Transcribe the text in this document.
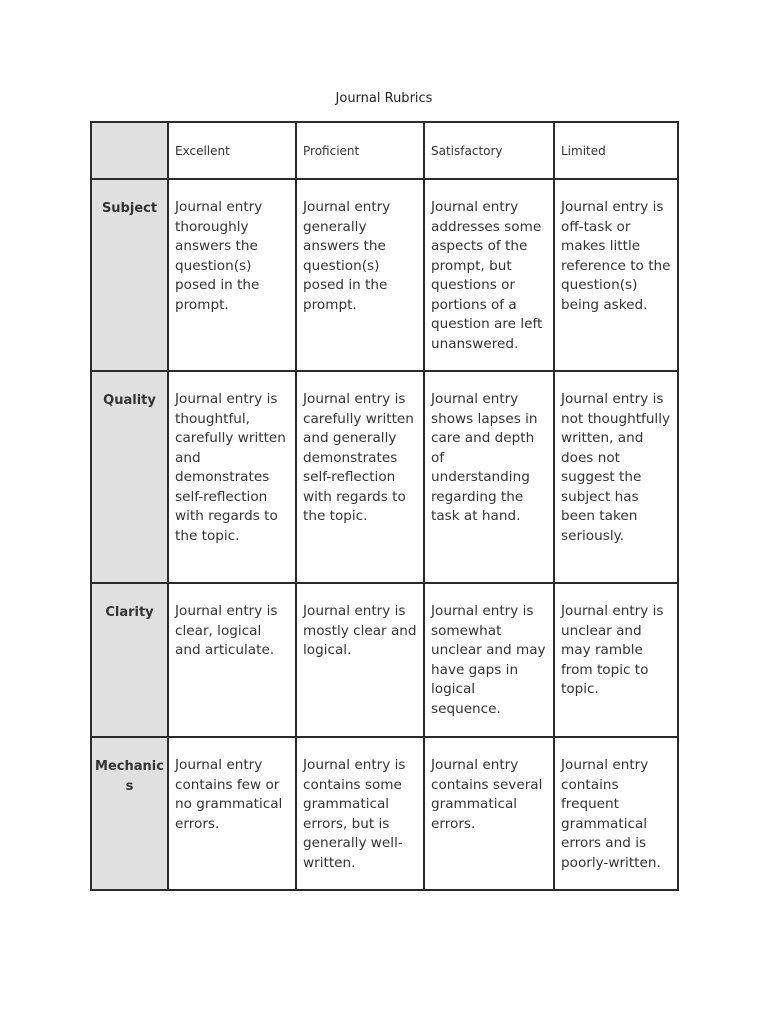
Journal Rubrics
	Excellent	Proficient	Satisfactory	Limited
Subject	Journal entry thoroughly answers the question(s) posed in the prompt.	Journal entry generally answers the question(s) posed in the prompt.	Journal entry addresses some aspects of the prompt, but questions or portions of a question are left unanswered.	Journal entry is off-task or makes little reference to the question(s) being asked.
Quality	Journal entry is thoughtful, carefully written and demonstrates self-reflection with regards to the topic.	Journal entry is carefully written and generally demonstrates self-reflection with regards to the topic.	Journal entry shows lapses in care and depth of understanding regarding the task at hand.	Journal entry is not thoughtfully written, and does not suggest the subject has been taken seriously.
Clarity	Journal entry is clear, logical and articulate.	Journal entry is mostly clear and logical.	Journal entry is somewhat unclear and may have gaps in logical sequence.	Journal entry is unclear and may ramble from topic to topic.
Mechanics	Journal entry contains few or no grammatical errors.	Journal entry is contains some grammatical errors, but is generally well-written.	Journal entry contains several grammatical errors.	Journal entry contains frequent grammatical errors and is poorly-written.
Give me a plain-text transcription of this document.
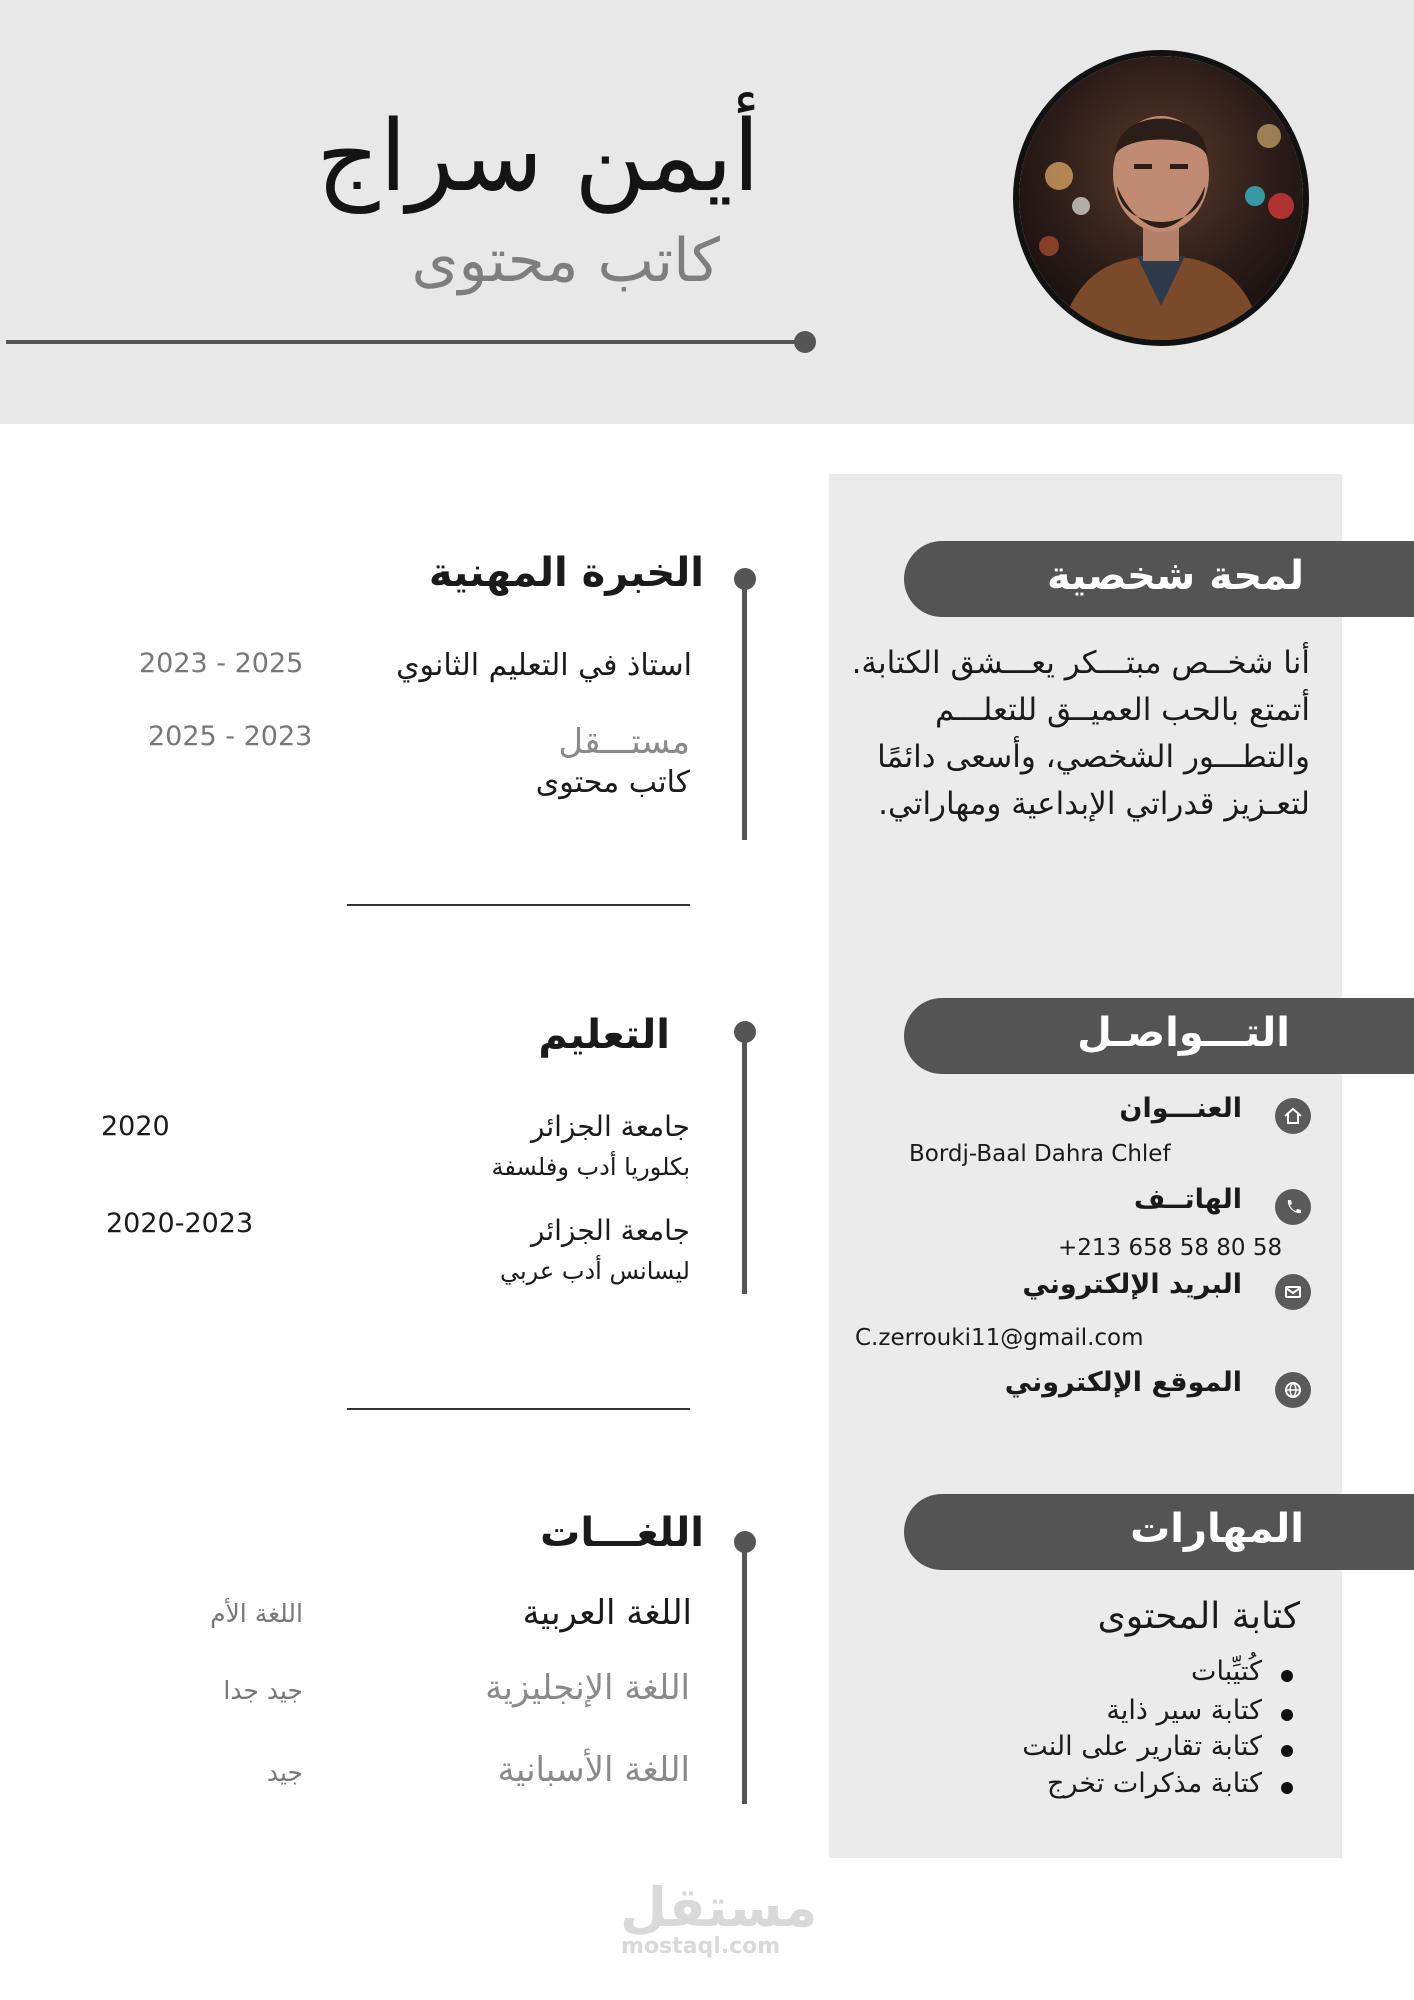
أيمن سراج
كاتب محتوى
لمحة شخصية
أنا شخــص مبتـــكر يعـــشق الكتابة. أتمتع بالحب العميــق للتعلـــم والتطـــور الشخصي، وأسعى دائمًا لتعـزيز قدراتي الإبداعية ومهاراتي.
التـــواصـل
العنـــوان
Bordj-Baal Dahra Chlef
الهاتــف
+213 658 58 80 58
البريد الإلكتروني
C.zerrouki11@gmail.com
الموقع الإلكتروني
المهارات
كتابة المحتوى
كُتيِّبات
كتابة سير ذاية
كتابة تقارير على النت
كتابة مذكرات تخرج
الخبرة المهنية
استاذ في التعليم الثانوي
2023 - 2025
مستـــقل
كاتب محتوى
2025 - 2023
التعليم
جامعة الجزائر
بكلوريا أدب وفلسفة
2020
جامعة الجزائر
ليسانس أدب عربي
2020-2023
اللغـــات
اللغة العربية
اللغة الأم
اللغة الإنجليزية
جيد جدا
اللغة الأسبانية
جيد
مستقل
mostaql.com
+++++
From the line containing "Give me a plain-text" down to the last line of the data, print every line exactly and nothing else. Pictures stay out of the copy.

Give me a plain-text transcription of this document.
أيمن سراج
كاتب محتوى
لمحة شخصية
أنا شخــص مبتـــكر يعـــشق الكتابة. أتمتع بالحب العميــق للتعلـــم والتطـــور الشخصي، وأسعى دائمًا لتعـزيز قدراتي الإبداعية ومهاراتي.
التـــواصـل
العنـــوان
Bordj-Baal Dahra Chlef
الهاتــف
+213 658 58 80 58
البريد الإلكتروني
C.zerrouki11@gmail.com
الموقع الإلكتروني
المهارات
كتابة المحتوى
كُتيِّبات
كتابة سير ذاية
كتابة تقارير على النت
كتابة مذكرات تخرج
الخبرة المهنية
استاذ في التعليم الثانوي
2023 - 2025
مستـــقل
كاتب محتوى
2025 - 2023
التعليم
جامعة الجزائر
بكلوريا أدب وفلسفة
2020
جامعة الجزائر
ليسانس أدب عربي
2020-2023
اللغـــات
اللغة العربية
اللغة الأم
اللغة الإنجليزية
جيد جدا
اللغة الأسبانية
جيد
مستقل
mostaql.com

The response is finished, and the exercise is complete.